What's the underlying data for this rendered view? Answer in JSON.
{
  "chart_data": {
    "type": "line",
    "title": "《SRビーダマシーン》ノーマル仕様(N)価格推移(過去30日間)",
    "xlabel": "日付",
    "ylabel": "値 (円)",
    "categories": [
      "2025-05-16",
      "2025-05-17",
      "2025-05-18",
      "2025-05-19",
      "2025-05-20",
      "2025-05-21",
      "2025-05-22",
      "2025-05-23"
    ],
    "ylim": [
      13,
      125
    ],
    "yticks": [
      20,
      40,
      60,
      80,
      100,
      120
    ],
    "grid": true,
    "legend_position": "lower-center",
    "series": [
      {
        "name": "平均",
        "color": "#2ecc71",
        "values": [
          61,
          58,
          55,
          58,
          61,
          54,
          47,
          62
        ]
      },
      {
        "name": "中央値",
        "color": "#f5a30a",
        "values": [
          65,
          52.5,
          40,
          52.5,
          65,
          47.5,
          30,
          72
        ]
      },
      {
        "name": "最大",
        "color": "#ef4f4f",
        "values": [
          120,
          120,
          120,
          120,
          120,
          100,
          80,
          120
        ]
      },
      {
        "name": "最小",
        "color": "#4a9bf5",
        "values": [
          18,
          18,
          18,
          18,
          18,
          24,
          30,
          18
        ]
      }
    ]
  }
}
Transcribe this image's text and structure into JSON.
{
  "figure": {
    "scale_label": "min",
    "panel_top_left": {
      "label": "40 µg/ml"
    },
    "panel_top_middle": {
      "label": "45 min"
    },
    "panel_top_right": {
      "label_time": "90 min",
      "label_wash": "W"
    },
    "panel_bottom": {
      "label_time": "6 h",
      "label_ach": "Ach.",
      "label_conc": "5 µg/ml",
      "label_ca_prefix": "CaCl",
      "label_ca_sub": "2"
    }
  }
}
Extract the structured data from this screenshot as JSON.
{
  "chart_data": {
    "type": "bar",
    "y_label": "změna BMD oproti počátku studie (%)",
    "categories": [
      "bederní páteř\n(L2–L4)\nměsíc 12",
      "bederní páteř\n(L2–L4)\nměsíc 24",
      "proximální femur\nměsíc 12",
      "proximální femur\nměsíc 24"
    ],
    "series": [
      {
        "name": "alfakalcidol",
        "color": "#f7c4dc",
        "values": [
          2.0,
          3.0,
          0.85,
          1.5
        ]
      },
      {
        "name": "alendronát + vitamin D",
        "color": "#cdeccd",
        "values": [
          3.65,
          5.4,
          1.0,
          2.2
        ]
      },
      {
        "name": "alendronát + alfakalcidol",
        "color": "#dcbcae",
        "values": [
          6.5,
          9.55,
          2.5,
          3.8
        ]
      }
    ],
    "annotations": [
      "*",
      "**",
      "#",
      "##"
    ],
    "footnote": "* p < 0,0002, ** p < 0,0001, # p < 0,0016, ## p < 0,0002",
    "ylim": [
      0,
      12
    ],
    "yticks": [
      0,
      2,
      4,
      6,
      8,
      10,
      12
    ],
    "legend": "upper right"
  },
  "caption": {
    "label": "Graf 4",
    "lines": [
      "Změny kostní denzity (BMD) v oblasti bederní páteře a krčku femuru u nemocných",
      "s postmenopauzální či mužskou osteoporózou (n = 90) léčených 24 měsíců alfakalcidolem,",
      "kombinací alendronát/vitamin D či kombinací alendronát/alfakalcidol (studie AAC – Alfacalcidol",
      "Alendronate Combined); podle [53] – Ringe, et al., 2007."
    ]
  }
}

⁂

__Problem to solve__. Your task is to retype all the records above with nothing left out.

__Exercise output__.
What's the underlying data for this rendered view? Answer in JSON.
{
  "chart_data": {
    "type": "line",
    "title": "《SRビーダマシーン》ノーマル仕様(N)価格推移(過去30日間)",
    "xlabel": "日付",
    "ylabel": "値 (円)",
    "categories": [
      "2025-05-16",
      "2025-05-17",
      "2025-05-18",
      "2025-05-19",
      "2025-05-20",
      "2025-05-21",
      "2025-05-22",
      "2025-05-23"
    ],
    "ylim": [
      13,
      125
    ],
    "yticks": [
      20,
      40,
      60,
      80,
      100,
      120
    ],
    "grid": true,
    "legend_position": "lower-center",
    "series": [
      {
        "name": "平均",
        "color": "#2ecc71",
        "values": [
          61,
          58,
          55,
          58,
          61,
          54,
          47,
          62
        ]
      },
      {
        "name": "中央値",
        "color": "#f5a30a",
        "values": [
          65,
          52.5,
          40,
          52.5,
          65,
          47.5,
          30,
          72
        ]
      },
      {
        "name": "最大",
        "color": "#ef4f4f",
        "values": [
          120,
          120,
          120,
          120,
          120,
          100,
          80,
          120
        ]
      },
      {
        "name": "最小",
        "color": "#4a9bf5",
        "values": [
          18,
          18,
          18,
          18,
          18,
          24,
          30,
          18
        ]
      }
    ]
  }
}
Transcribe this image's text and structure into JSON.
{
  "figure": {
    "scale_label": "min",
    "panel_top_left": {
      "label": "40 µg/ml"
    },
    "panel_top_middle": {
      "label": "45 min"
    },
    "panel_top_right": {
      "label_time": "90 min",
      "label_wash": "W"
    },
    "panel_bottom": {
      "label_time": "6 h",
      "label_ach": "Ach.",
      "label_conc": "5 µg/ml",
      "label_ca_prefix": "CaCl",
      "label_ca_sub": "2"
    }
  }
}
Extract the structured data from this screenshot as JSON.
{
  "chart_data": {
    "type": "bar",
    "y_label": "změna BMD oproti počátku studie (%)",
    "categories": [
      "bederní páteř\n(L2–L4)\nměsíc 12",
      "bederní páteř\n(L2–L4)\nměsíc 24",
      "proximální femur\nměsíc 12",
      "proximální femur\nměsíc 24"
    ],
    "series": [
      {
        "name": "alfakalcidol",
        "color": "#f7c4dc",
        "values": [
          2.0,
          3.0,
          0.85,
          1.5
        ]
      },
      {
        "name": "alendronát + vitamin D",
        "color": "#cdeccd",
        "values": [
          3.65,
          5.4,
          1.0,
          2.2
        ]
      },
      {
        "name": "alendronát + alfakalcidol",
        "color": "#dcbcae",
        "values": [
          6.5,
          9.55,
          2.5,
          3.8
        ]
      }
    ],
    "annotations": [
      "*",
      "**",
      "#",
      "##"
    ],
    "footnote": "* p < 0,0002, ** p < 0,0001, # p < 0,0016, ## p < 0,0002",
    "ylim": [
      0,
      12
    ],
    "yticks": [
      0,
      2,
      4,
      6,
      8,
      10,
      12
    ],
    "legend": "upper right"
  },
  "caption": {
    "label": "Graf 4",
    "lines": [
      "Změny kostní denzity (BMD) v oblasti bederní páteře a krčku femuru u nemocných",
      "s postmenopauzální či mužskou osteoporózou (n = 90) léčených 24 měsíců alfakalcidolem,",
      "kombinací alendronát/vitamin D či kombinací alendronát/alfakalcidol (studie AAC – Alfacalcidol",
      "Alendronate Combined); podle [53] – Ringe, et al., 2007."
    ]
  }
}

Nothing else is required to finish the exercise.